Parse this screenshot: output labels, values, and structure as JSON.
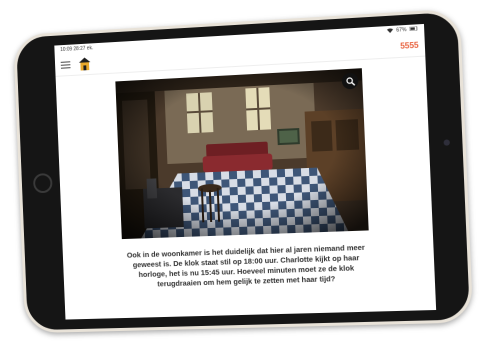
{
  "status_bar": {
    "time": "10:09",
    "date": "28:27 ek.",
    "battery": "67%"
  },
  "app_bar": {
    "score": "5555"
  },
  "icons": {
    "menu": "hamburger-menu-icon",
    "logo": "house-logo-icon",
    "zoom": "zoom-in-icon"
  },
  "colors": {
    "accent": "#e8603c",
    "screen_bg": "#ffffff",
    "bezel": "#151515"
  },
  "question": {
    "lines": [
      "Ook in de woonkamer is het duidelijk dat hier al jaren niemand meer",
      "geweest is. De klok staat stil op 18:00 uur. Charlotte kijkt op haar",
      "horloge, het is nu 15:45 uur. Hoeveel minuten moet ze de klok",
      "terugdraaien om hem gelijk te zetten met haar tijd?"
    ]
  }
}
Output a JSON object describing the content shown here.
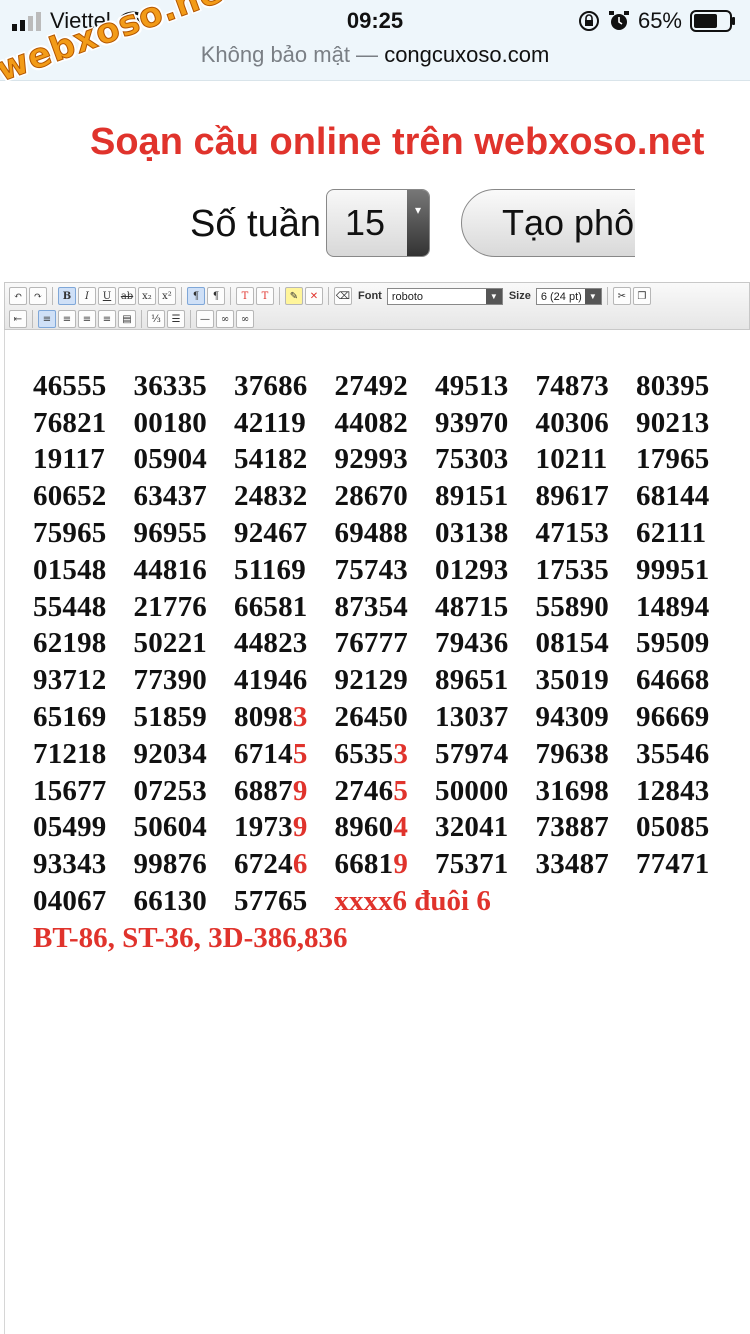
{
  "status_bar": {
    "carrier": "Viettel",
    "time": "09:25",
    "battery": "65%",
    "icons": [
      "signal-icon",
      "wifi-icon",
      "rotation-lock-icon",
      "alarm-icon",
      "battery-icon"
    ]
  },
  "address_bar": {
    "security": "Không bảo mật —",
    "host": "congcuxoso.com"
  },
  "watermark": "webxoso.net",
  "page": {
    "title": "Soạn cầu online trên webxoso.net",
    "week_label": "Số tuần",
    "week_value": "15",
    "create_button": "Tạo phôi"
  },
  "toolbar": {
    "font_label": "Font",
    "font_value": "roboto",
    "size_label": "Size",
    "size_value": "6 (24 pt)"
  },
  "grid": {
    "rows": [
      [
        {
          "main": "46555",
          "tail": ""
        },
        {
          "main": "36335",
          "tail": ""
        },
        {
          "main": "37686",
          "tail": ""
        },
        {
          "main": "27492",
          "tail": ""
        },
        {
          "main": "49513",
          "tail": ""
        },
        {
          "main": "74873",
          "tail": ""
        },
        {
          "main": "80395",
          "tail": ""
        }
      ],
      [
        {
          "main": "76821",
          "tail": ""
        },
        {
          "main": "00180",
          "tail": ""
        },
        {
          "main": "42119",
          "tail": ""
        },
        {
          "main": "44082",
          "tail": ""
        },
        {
          "main": "93970",
          "tail": ""
        },
        {
          "main": "40306",
          "tail": ""
        },
        {
          "main": "90213",
          "tail": ""
        }
      ],
      [
        {
          "main": "19117",
          "tail": ""
        },
        {
          "main": "05904",
          "tail": ""
        },
        {
          "main": "54182",
          "tail": ""
        },
        {
          "main": "92993",
          "tail": ""
        },
        {
          "main": "75303",
          "tail": ""
        },
        {
          "main": "10211",
          "tail": ""
        },
        {
          "main": "17965",
          "tail": ""
        }
      ],
      [
        {
          "main": "60652",
          "tail": ""
        },
        {
          "main": "63437",
          "tail": ""
        },
        {
          "main": "24832",
          "tail": ""
        },
        {
          "main": "28670",
          "tail": ""
        },
        {
          "main": "89151",
          "tail": ""
        },
        {
          "main": "89617",
          "tail": ""
        },
        {
          "main": "68144",
          "tail": ""
        }
      ],
      [
        {
          "main": "75965",
          "tail": ""
        },
        {
          "main": "96955",
          "tail": ""
        },
        {
          "main": "92467",
          "tail": ""
        },
        {
          "main": "69488",
          "tail": ""
        },
        {
          "main": "03138",
          "tail": ""
        },
        {
          "main": "47153",
          "tail": ""
        },
        {
          "main": "62111",
          "tail": ""
        }
      ],
      [
        {
          "main": "01548",
          "tail": ""
        },
        {
          "main": "44816",
          "tail": ""
        },
        {
          "main": "51169",
          "tail": ""
        },
        {
          "main": "75743",
          "tail": ""
        },
        {
          "main": "01293",
          "tail": ""
        },
        {
          "main": "17535",
          "tail": ""
        },
        {
          "main": "99951",
          "tail": ""
        }
      ],
      [
        {
          "main": "55448",
          "tail": ""
        },
        {
          "main": "21776",
          "tail": ""
        },
        {
          "main": "66581",
          "tail": ""
        },
        {
          "main": "87354",
          "tail": ""
        },
        {
          "main": "48715",
          "tail": ""
        },
        {
          "main": "55890",
          "tail": ""
        },
        {
          "main": "14894",
          "tail": ""
        }
      ],
      [
        {
          "main": "62198",
          "tail": ""
        },
        {
          "main": "50221",
          "tail": ""
        },
        {
          "main": "44823",
          "tail": ""
        },
        {
          "main": "76777",
          "tail": ""
        },
        {
          "main": "79436",
          "tail": ""
        },
        {
          "main": "08154",
          "tail": ""
        },
        {
          "main": "59509",
          "tail": ""
        }
      ],
      [
        {
          "main": "93712",
          "tail": ""
        },
        {
          "main": "77390",
          "tail": ""
        },
        {
          "main": "41946",
          "tail": ""
        },
        {
          "main": "92129",
          "tail": ""
        },
        {
          "main": "89651",
          "tail": ""
        },
        {
          "main": "35019",
          "tail": ""
        },
        {
          "main": "64668",
          "tail": ""
        }
      ],
      [
        {
          "main": "65169",
          "tail": ""
        },
        {
          "main": "51859",
          "tail": ""
        },
        {
          "main": "8098",
          "tail": "3"
        },
        {
          "main": "26450",
          "tail": ""
        },
        {
          "main": "13037",
          "tail": ""
        },
        {
          "main": "94309",
          "tail": ""
        },
        {
          "main": "96669",
          "tail": ""
        }
      ],
      [
        {
          "main": "71218",
          "tail": ""
        },
        {
          "main": "92034",
          "tail": ""
        },
        {
          "main": "6714",
          "tail": "5"
        },
        {
          "main": "6535",
          "tail": "3"
        },
        {
          "main": "57974",
          "tail": ""
        },
        {
          "main": "79638",
          "tail": ""
        },
        {
          "main": "35546",
          "tail": ""
        }
      ],
      [
        {
          "main": "15677",
          "tail": ""
        },
        {
          "main": "07253",
          "tail": ""
        },
        {
          "main": "6887",
          "tail": "9"
        },
        {
          "main": "2746",
          "tail": "5"
        },
        {
          "main": "50000",
          "tail": ""
        },
        {
          "main": "31698",
          "tail": ""
        },
        {
          "main": "12843",
          "tail": ""
        }
      ],
      [
        {
          "main": "05499",
          "tail": ""
        },
        {
          "main": "50604",
          "tail": ""
        },
        {
          "main": "1973",
          "tail": "9"
        },
        {
          "main": "8960",
          "tail": "4"
        },
        {
          "main": "32041",
          "tail": ""
        },
        {
          "main": "73887",
          "tail": ""
        },
        {
          "main": "05085",
          "tail": ""
        }
      ],
      [
        {
          "main": "93343",
          "tail": ""
        },
        {
          "main": "99876",
          "tail": ""
        },
        {
          "main": "6724",
          "tail": "6"
        },
        {
          "main": "6681",
          "tail": "9"
        },
        {
          "main": "75371",
          "tail": ""
        },
        {
          "main": "33487",
          "tail": ""
        },
        {
          "main": "77471",
          "tail": ""
        }
      ]
    ],
    "last_row": [
      {
        "main": "04067",
        "tail": ""
      },
      {
        "main": "66130",
        "tail": ""
      },
      {
        "main": "57765",
        "tail": ""
      }
    ],
    "note": "xxxx6 đuôi 6",
    "summary": "BT-86, ST-36, 3D-386,836"
  },
  "colors": {
    "accent_red": "#e0332c",
    "topbar_bg": "#eef6fb",
    "watermark_orange": "#f29b18"
  }
}
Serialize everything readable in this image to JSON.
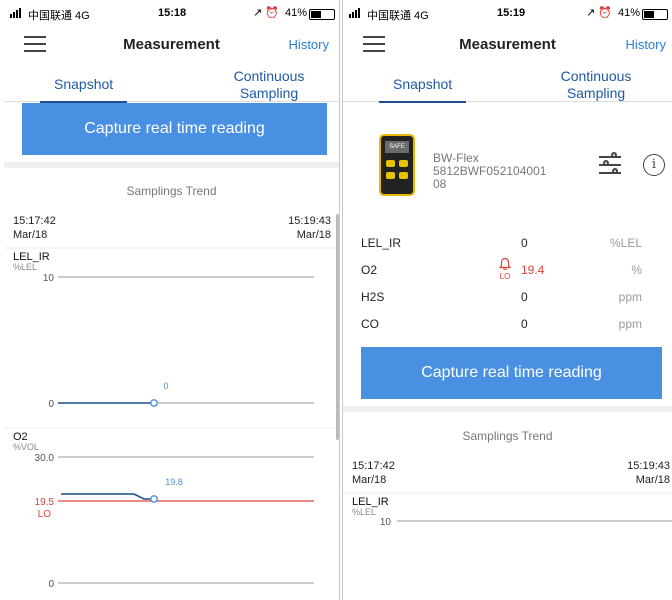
{
  "left": {
    "status": {
      "carrier": "中国联通 4G",
      "time": "15:18",
      "icons": "↗ ⏰",
      "battery": "41%"
    },
    "header": {
      "title": "Measurement",
      "history": "History"
    },
    "tabs": {
      "snapshot": "Snapshot",
      "continuous_line1": "Continuous",
      "continuous_line2": "Sampling"
    },
    "capture_button": "Capture real time reading",
    "trend": {
      "title": "Samplings Trend",
      "start_time": "15:17:42",
      "start_date": "Mar/18",
      "end_time": "15:19:43",
      "end_date": "Mar/18"
    },
    "charts": [
      {
        "name": "LEL_IR",
        "unit": "%LEL",
        "ymax_label": "10",
        "y0_label": "0",
        "point_label": "0",
        "point_value": 0
      },
      {
        "name": "O2",
        "unit": "%VOL",
        "ymax_label": "30.0",
        "alarm_label": "19.5",
        "alarm_tag": "LO",
        "y0_label": "0",
        "point_label": "19.8",
        "point_value": 19.8
      }
    ]
  },
  "right": {
    "status": {
      "carrier": "中国联通 4G",
      "time": "15:19",
      "icons": "↗ ⏰",
      "battery": "41%"
    },
    "header": {
      "title": "Measurement",
      "history": "History"
    },
    "tabs": {
      "snapshot": "Snapshot",
      "continuous_line1": "Continuous",
      "continuous_line2": "Sampling"
    },
    "device": {
      "model": "BW-Flex",
      "serial_line1": "5812BWF052104001",
      "serial_line2": "08",
      "screen_label": "SAFE"
    },
    "gases": [
      {
        "name": "LEL_IR",
        "value": "0",
        "unit": "%LEL"
      },
      {
        "name": "O2",
        "value": "19.4",
        "unit": "%",
        "alarm": "LO"
      },
      {
        "name": "H2S",
        "value": "0",
        "unit": "ppm"
      },
      {
        "name": "CO",
        "value": "0",
        "unit": "ppm"
      }
    ],
    "capture_button": "Capture real time reading",
    "trend": {
      "title": "Samplings Trend",
      "start_time": "15:17:42",
      "start_date": "Mar/18",
      "end_time": "15:19:43",
      "end_date": "Mar/18"
    },
    "charts": [
      {
        "name": "LEL_IR",
        "unit": "%LEL",
        "ymax_label": "10"
      }
    ]
  },
  "colors": {
    "accent": "#4a90e2",
    "tab": "#1f5aa6",
    "alarm": "#e0433a",
    "series": "#1f4e8c",
    "history": "#2a7fd4"
  }
}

-- -- --

Job: Which lines in the listing above hold the word "unit"? Show each of them.

Answer in full:
        "unit": "%LEL",
        "unit": "%VOL",
        "unit": "%LEL"
        "unit": "%",
        "unit": "ppm"
        "unit": "ppm"
        "unit": "%LEL",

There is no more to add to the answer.